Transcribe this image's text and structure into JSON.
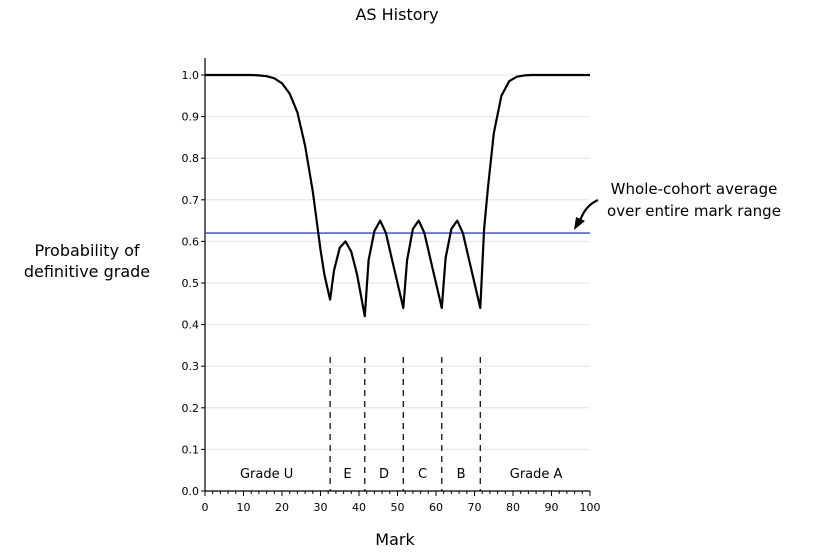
{
  "chart_data": {
    "type": "line",
    "title": "AS History",
    "xlabel": "Mark",
    "ylabel": [
      "Probability of",
      "definitive grade"
    ],
    "xlim": [
      0,
      100
    ],
    "ylim": [
      0,
      1
    ],
    "xticks": [
      "0",
      "10",
      "20",
      "30",
      "40",
      "50",
      "60",
      "70",
      "80",
      "90",
      "100"
    ],
    "yticks": [
      "0.0",
      "0.1",
      "0.2",
      "0.3",
      "0.4",
      "0.5",
      "0.6",
      "0.7",
      "0.8",
      "0.9",
      "1.0"
    ],
    "grid": "horizontal",
    "series": [
      {
        "color": "#000000",
        "x": [
          0,
          10,
          12,
          14,
          16,
          18,
          20,
          22,
          24,
          26,
          28,
          30,
          31,
          32.5,
          33.5,
          35,
          36.5,
          38,
          39.5,
          41.5,
          42.5,
          44,
          45.5,
          47,
          49,
          51.5,
          52.5,
          54,
          55.5,
          57,
          59,
          61.5,
          62.5,
          64,
          65.5,
          67,
          69,
          71.5,
          72.5,
          73.5,
          75,
          77,
          79,
          81,
          83,
          85,
          87,
          89,
          100
        ],
        "y": [
          1.0,
          1.0,
          1.0,
          0.999,
          0.997,
          0.992,
          0.98,
          0.955,
          0.91,
          0.83,
          0.72,
          0.58,
          0.52,
          0.46,
          0.53,
          0.585,
          0.6,
          0.575,
          0.52,
          0.42,
          0.555,
          0.625,
          0.65,
          0.62,
          0.54,
          0.44,
          0.555,
          0.63,
          0.65,
          0.62,
          0.54,
          0.44,
          0.56,
          0.63,
          0.65,
          0.62,
          0.54,
          0.44,
          0.63,
          0.73,
          0.86,
          0.95,
          0.985,
          0.996,
          0.999,
          1.0,
          1.0,
          1.0,
          1.0
        ]
      }
    ],
    "reference_line": {
      "y": 0.62,
      "color": "#3344cc",
      "label": [
        "Whole-cohort average",
        "over entire mark range"
      ]
    },
    "grade_boundaries": [
      32.5,
      41.5,
      51.5,
      61.5,
      71.5
    ],
    "grade_regions": [
      {
        "label": "Grade U",
        "center": 16
      },
      {
        "label": "E",
        "center": 37
      },
      {
        "label": "D",
        "center": 46.5
      },
      {
        "label": "C",
        "center": 56.5
      },
      {
        "label": "B",
        "center": 66.5
      },
      {
        "label": "Grade A",
        "center": 86
      }
    ]
  }
}
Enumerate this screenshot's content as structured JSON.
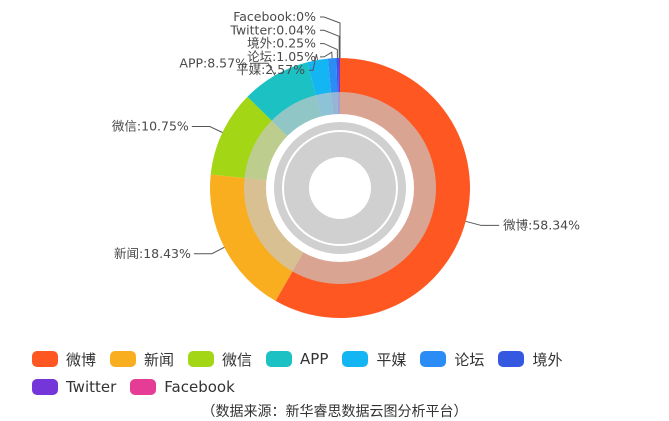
{
  "chart_data": {
    "type": "pie",
    "variant": "nested-donut",
    "title": "",
    "series": [
      {
        "categories": [
          "微博",
          "新闻",
          "微信",
          "APP",
          "平媒",
          "论坛",
          "境外",
          "Twitter",
          "Facebook"
        ],
        "values": [
          58.34,
          18.43,
          10.75,
          8.57,
          2.57,
          1.05,
          0.25,
          0.04,
          0
        ],
        "labels": [
          "微博:58.34%",
          "新闻:18.43%",
          "微信:10.75%",
          "APP:8.57%",
          "平媒:2.57%",
          "论坛:1.05%",
          "境外:0.25%",
          "Twitter:0.04%",
          "Facebook:0%"
        ],
        "colors": [
          "#ff5722",
          "#f9ae1f",
          "#a3d614",
          "#1cc1c4",
          "#13b5f2",
          "#2b8cf6",
          "#3458e0",
          "#7435d9",
          "#e53c95"
        ]
      }
    ],
    "legend": {
      "position": "bottom",
      "items": [
        "微博",
        "新闻",
        "微信",
        "APP",
        "平媒",
        "论坛",
        "境外",
        "Twitter",
        "Facebook"
      ]
    }
  },
  "source_text": "（数据来源：新华睿思数据云图分析平台）"
}
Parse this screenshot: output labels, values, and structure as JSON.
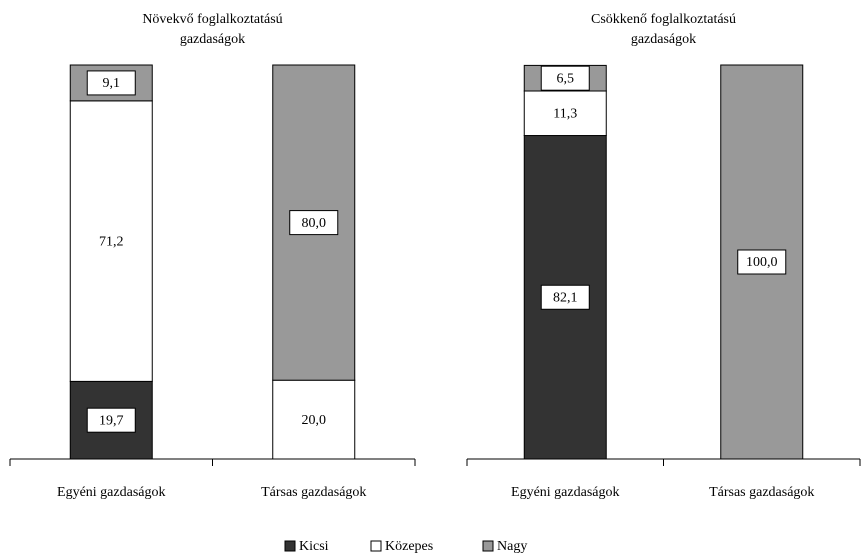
{
  "chart_data": [
    {
      "type": "stacked_bar",
      "title": [
        "Növekvő foglalkoztatású",
        "gazdaságok"
      ],
      "categories": [
        "Egyéni gazdaságok",
        "Társas gazdaságok"
      ],
      "ylim": [
        0,
        100
      ],
      "series": [
        {
          "name": "Kicsi",
          "color": "#333333",
          "values": [
            19.7,
            null
          ],
          "value_labels": [
            "19,7",
            null
          ]
        },
        {
          "name": "Közepes",
          "color": "#ffffff",
          "values": [
            71.2,
            20.0
          ],
          "value_labels": [
            "71,2",
            "20,0"
          ]
        },
        {
          "name": "Nagy",
          "color": "#999999",
          "values": [
            9.1,
            80.0
          ],
          "value_labels": [
            "9,1",
            "80,0"
          ]
        }
      ]
    },
    {
      "type": "stacked_bar",
      "title": [
        "Csökkenő foglalkoztatású",
        "gazdaságok"
      ],
      "categories": [
        "Egyéni gazdaságok",
        "Társas gazdaságok"
      ],
      "ylim": [
        0,
        100
      ],
      "series": [
        {
          "color": "#333333",
          "values": [
            82.1,
            null
          ],
          "value_labels": [
            "82,1",
            null
          ]
        },
        {
          "color": "#ffffff",
          "values": [
            11.3,
            null
          ],
          "value_labels": [
            "11,3",
            null
          ]
        },
        {
          "color": "#999999",
          "values": [
            6.5,
            100.0
          ],
          "value_labels": [
            "6,5",
            "100,0"
          ]
        }
      ]
    }
  ]
}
_ _ _ _ _ _ _
Exercise instructions »
Take the data above and repeat it exactly, leaving each picture out.

Solution to the exercise »
Transcribe this image's text and structure into JSON.
{
  "chart_data": {
    "type": "line",
    "title": "AS History",
    "xlabel": "Mark",
    "ylabel": [
      "Probability of",
      "definitive grade"
    ],
    "xlim": [
      0,
      100
    ],
    "ylim": [
      0,
      1
    ],
    "xticks": [
      "0",
      "10",
      "20",
      "30",
      "40",
      "50",
      "60",
      "70",
      "80",
      "90",
      "100"
    ],
    "yticks": [
      "0.0",
      "0.1",
      "0.2",
      "0.3",
      "0.4",
      "0.5",
      "0.6",
      "0.7",
      "0.8",
      "0.9",
      "1.0"
    ],
    "grid": "horizontal",
    "series": [
      {
        "color": "#000000",
        "x": [
          0,
          10,
          12,
          14,
          16,
          18,
          20,
          22,
          24,
          26,
          28,
          30,
          31,
          32.5,
          33.5,
          35,
          36.5,
          38,
          39.5,
          41.5,
          42.5,
          44,
          45.5,
          47,
          49,
          51.5,
          52.5,
          54,
          55.5,
          57,
          59,
          61.5,
          62.5,
          64,
          65.5,
          67,
          69,
          71.5,
          72.5,
          73.5,
          75,
          77,
          79,
          81,
          83,
          85,
          87,
          89,
          100
        ],
        "y": [
          1.0,
          1.0,
          1.0,
          0.999,
          0.997,
          0.992,
          0.98,
          0.955,
          0.91,
          0.83,
          0.72,
          0.58,
          0.52,
          0.46,
          0.53,
          0.585,
          0.6,
          0.575,
          0.52,
          0.42,
          0.555,
          0.625,
          0.65,
          0.62,
          0.54,
          0.44,
          0.555,
          0.63,
          0.65,
          0.62,
          0.54,
          0.44,
          0.56,
          0.63,
          0.65,
          0.62,
          0.54,
          0.44,
          0.63,
          0.73,
          0.86,
          0.95,
          0.985,
          0.996,
          0.999,
          1.0,
          1.0,
          1.0,
          1.0
        ]
      }
    ],
    "reference_line": {
      "y": 0.62,
      "color": "#3344cc",
      "label": [
        "Whole-cohort average",
        "over entire mark range"
      ]
    },
    "grade_boundaries": [
      32.5,
      41.5,
      51.5,
      61.5,
      71.5
    ],
    "grade_regions": [
      {
        "label": "Grade U",
        "center": 16
      },
      {
        "label": "E",
        "center": 37
      },
      {
        "label": "D",
        "center": 46.5
      },
      {
        "label": "C",
        "center": 56.5
      },
      {
        "label": "B",
        "center": 66.5
      },
      {
        "label": "Grade A",
        "center": 86
      }
    ]
  }
}
Enumerate this screenshot's content as structured JSON.
{
  "chart_data": {
    "type": "pie",
    "variant": "nested-donut",
    "title": "",
    "series": [
      {
        "categories": [
          "微博",
          "新闻",
          "微信",
          "APP",
          "平媒",
          "论坛",
          "境外",
          "Twitter",
          "Facebook"
        ],
        "values": [
          58.34,
          18.43,
          10.75,
          8.57,
          2.57,
          1.05,
          0.25,
          0.04,
          0
        ],
        "labels": [
          "微博:58.34%",
          "新闻:18.43%",
          "微信:10.75%",
          "APP:8.57%",
          "平媒:2.57%",
          "论坛:1.05%",
          "境外:0.25%",
          "Twitter:0.04%",
          "Facebook:0%"
        ],
        "colors": [
          "#ff5722",
          "#f9ae1f",
          "#a3d614",
          "#1cc1c4",
          "#13b5f2",
          "#2b8cf6",
          "#3458e0",
          "#7435d9",
          "#e53c95"
        ]
      }
    ],
    "legend": {
      "position": "bottom",
      "items": [
        "微博",
        "新闻",
        "微信",
        "APP",
        "平媒",
        "论坛",
        "境外",
        "Twitter",
        "Facebook"
      ]
    }
  },
  "source_text": "（数据来源：新华睿思数据云图分析平台）"
}
Parse this screenshot: output labels, values, and structure as JSON.
{
  "chart_data": [
    {
      "type": "stacked_bar",
      "title": [
        "Növekvő foglalkoztatású",
        "gazdaságok"
      ],
      "categories": [
        "Egyéni gazdaságok",
        "Társas gazdaságok"
      ],
      "ylim": [
        0,
        100
      ],
      "series": [
        {
          "name": "Kicsi",
          "color": "#333333",
          "values": [
            19.7,
            null
          ],
          "value_labels": [
            "19,7",
            null
          ]
        },
        {
          "name": "Közepes",
          "color": "#ffffff",
          "values": [
            71.2,
            20.0
          ],
          "value_labels": [
            "71,2",
            "20,0"
          ]
        },
        {
          "name": "Nagy",
          "color": "#999999",
          "values": [
            9.1,
            80.0
          ],
          "value_labels": [
            "9,1",
            "80,0"
          ]
        }
      ]
    },
    {
      "type": "stacked_bar",
      "title": [
        "Csökkenő foglalkoztatású",
        "gazdaságok"
      ],
      "categories": [
        "Egyéni gazdaságok",
        "Társas gazdaságok"
      ],
      "ylim": [
        0,
        100
      ],
      "series": [
        {
          "color": "#333333",
          "values": [
            82.1,
            null
          ],
          "value_labels": [
            "82,1",
            null
          ]
        },
        {
          "color": "#ffffff",
          "values": [
            11.3,
            null
          ],
          "value_labels": [
            "11,3",
            null
          ]
        },
        {
          "color": "#999999",
          "values": [
            6.5,
            100.0
          ],
          "value_labels": [
            "6,5",
            "100,0"
          ]
        }
      ]
    }
  ]
}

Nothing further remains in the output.